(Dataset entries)

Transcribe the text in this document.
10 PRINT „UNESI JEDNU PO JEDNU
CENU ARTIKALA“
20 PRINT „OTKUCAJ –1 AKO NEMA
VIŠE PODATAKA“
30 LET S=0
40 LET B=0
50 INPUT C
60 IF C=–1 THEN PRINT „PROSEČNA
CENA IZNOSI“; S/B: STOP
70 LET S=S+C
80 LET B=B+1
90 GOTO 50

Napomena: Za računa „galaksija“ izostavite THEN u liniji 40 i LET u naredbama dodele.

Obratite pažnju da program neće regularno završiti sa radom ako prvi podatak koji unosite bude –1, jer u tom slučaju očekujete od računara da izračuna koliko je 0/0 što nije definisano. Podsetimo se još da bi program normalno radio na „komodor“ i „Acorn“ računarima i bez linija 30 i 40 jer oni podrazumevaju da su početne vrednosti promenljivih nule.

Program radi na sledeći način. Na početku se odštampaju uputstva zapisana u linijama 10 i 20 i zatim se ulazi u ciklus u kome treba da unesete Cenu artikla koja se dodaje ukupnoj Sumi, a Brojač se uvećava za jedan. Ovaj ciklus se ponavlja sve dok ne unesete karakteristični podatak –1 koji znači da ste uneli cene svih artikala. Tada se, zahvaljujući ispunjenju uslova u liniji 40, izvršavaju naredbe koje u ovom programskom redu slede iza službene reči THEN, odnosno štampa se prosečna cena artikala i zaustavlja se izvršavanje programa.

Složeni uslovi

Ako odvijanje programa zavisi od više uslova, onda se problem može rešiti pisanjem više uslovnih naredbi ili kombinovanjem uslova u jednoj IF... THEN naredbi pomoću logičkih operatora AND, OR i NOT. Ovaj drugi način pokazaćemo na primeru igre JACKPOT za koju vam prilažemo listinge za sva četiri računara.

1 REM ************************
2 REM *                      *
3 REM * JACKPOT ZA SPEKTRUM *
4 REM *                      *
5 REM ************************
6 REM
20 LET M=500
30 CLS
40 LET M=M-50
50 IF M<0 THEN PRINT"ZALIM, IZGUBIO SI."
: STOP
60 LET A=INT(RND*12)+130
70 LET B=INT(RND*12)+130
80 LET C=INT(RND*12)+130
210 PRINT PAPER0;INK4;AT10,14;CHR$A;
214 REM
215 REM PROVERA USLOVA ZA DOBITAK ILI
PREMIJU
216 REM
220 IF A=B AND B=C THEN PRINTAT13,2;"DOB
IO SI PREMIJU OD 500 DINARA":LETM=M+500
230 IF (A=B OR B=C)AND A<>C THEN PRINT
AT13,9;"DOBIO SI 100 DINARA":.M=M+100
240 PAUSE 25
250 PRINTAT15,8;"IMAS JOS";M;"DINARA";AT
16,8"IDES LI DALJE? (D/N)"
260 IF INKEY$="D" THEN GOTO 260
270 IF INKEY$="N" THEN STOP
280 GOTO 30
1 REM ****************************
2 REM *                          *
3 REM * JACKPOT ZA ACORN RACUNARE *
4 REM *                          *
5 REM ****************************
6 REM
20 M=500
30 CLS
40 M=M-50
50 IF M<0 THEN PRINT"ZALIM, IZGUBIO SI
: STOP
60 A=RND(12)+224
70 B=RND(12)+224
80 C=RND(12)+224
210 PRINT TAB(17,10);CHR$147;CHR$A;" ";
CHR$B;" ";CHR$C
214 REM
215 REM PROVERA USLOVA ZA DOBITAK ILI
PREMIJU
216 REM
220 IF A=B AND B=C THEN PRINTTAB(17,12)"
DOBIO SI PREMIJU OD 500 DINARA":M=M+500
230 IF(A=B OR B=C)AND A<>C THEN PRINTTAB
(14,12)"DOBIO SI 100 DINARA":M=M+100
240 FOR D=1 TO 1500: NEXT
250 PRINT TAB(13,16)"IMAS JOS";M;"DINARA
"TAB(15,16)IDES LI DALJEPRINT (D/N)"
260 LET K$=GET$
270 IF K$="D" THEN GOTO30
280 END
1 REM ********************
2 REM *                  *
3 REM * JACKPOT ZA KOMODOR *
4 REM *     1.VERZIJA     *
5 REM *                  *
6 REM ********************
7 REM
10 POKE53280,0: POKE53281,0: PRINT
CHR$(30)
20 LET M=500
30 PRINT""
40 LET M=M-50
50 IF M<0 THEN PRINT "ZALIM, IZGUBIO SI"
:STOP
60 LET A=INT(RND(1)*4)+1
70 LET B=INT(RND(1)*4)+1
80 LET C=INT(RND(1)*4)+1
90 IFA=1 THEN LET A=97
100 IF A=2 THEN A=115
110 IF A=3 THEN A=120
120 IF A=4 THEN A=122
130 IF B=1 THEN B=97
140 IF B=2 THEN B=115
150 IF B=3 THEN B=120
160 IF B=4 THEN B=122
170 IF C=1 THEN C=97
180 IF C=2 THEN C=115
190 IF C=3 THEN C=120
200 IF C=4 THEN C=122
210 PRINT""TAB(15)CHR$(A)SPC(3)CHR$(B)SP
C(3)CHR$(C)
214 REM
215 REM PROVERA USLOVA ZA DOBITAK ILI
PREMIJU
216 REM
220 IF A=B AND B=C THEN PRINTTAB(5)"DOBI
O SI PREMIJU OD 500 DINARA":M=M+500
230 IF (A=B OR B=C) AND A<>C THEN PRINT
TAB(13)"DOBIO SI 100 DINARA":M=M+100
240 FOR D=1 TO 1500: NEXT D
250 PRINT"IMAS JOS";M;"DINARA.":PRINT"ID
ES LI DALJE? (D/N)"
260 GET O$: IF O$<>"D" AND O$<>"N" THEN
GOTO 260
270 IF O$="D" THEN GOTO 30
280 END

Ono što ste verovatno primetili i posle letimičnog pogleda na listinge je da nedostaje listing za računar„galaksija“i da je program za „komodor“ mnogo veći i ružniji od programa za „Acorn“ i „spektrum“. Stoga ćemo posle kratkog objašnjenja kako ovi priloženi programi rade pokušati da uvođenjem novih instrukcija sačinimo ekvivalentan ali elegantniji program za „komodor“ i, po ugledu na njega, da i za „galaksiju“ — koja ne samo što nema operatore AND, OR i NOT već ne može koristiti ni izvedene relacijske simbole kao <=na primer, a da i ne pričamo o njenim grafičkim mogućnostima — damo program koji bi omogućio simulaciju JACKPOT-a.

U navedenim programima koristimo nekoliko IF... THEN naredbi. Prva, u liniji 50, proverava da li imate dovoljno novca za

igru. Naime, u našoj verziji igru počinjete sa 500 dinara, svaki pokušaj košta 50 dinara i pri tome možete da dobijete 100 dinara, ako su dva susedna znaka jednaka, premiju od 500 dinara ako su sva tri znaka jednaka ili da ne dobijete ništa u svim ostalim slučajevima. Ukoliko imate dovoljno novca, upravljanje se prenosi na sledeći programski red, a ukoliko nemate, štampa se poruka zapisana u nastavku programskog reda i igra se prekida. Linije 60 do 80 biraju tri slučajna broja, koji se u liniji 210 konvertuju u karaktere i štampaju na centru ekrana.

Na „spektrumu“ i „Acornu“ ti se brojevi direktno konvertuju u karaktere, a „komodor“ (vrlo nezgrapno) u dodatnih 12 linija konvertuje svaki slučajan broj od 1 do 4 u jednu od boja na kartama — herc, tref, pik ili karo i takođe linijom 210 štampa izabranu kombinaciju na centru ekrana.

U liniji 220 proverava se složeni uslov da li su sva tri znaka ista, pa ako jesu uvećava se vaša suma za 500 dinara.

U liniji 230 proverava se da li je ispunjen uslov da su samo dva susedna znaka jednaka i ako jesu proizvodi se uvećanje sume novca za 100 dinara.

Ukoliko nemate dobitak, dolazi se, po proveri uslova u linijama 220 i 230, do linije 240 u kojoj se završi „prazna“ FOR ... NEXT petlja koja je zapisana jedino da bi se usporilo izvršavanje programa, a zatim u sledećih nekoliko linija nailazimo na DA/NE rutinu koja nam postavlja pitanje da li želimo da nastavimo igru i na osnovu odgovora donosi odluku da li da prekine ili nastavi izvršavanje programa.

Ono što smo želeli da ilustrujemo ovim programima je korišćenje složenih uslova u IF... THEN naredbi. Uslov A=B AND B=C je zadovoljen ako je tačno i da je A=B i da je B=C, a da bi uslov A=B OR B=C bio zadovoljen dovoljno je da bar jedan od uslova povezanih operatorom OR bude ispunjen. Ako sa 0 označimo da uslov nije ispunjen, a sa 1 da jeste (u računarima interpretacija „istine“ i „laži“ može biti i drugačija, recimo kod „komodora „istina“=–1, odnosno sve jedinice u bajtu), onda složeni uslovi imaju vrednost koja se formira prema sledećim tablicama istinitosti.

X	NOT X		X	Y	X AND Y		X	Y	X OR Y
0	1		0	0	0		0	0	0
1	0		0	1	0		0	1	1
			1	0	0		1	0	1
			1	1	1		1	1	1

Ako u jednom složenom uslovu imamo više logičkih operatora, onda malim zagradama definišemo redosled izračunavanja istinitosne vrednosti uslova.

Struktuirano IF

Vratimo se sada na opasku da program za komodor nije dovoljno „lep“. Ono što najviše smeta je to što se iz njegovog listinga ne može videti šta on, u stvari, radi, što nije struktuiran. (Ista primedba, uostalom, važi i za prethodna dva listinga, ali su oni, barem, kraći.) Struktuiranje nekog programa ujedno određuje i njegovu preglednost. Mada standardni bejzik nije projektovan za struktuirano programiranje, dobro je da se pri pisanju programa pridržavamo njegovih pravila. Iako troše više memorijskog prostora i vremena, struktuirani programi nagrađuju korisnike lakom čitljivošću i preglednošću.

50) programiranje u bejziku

What the task asks →
Pick out every line above that contains the word "IDES" and copy it.

Task answer →
16,8"IDES LI DALJE? (D/N)"
"TAB(15,16)IDES LI DALJEPRINT (D/N)"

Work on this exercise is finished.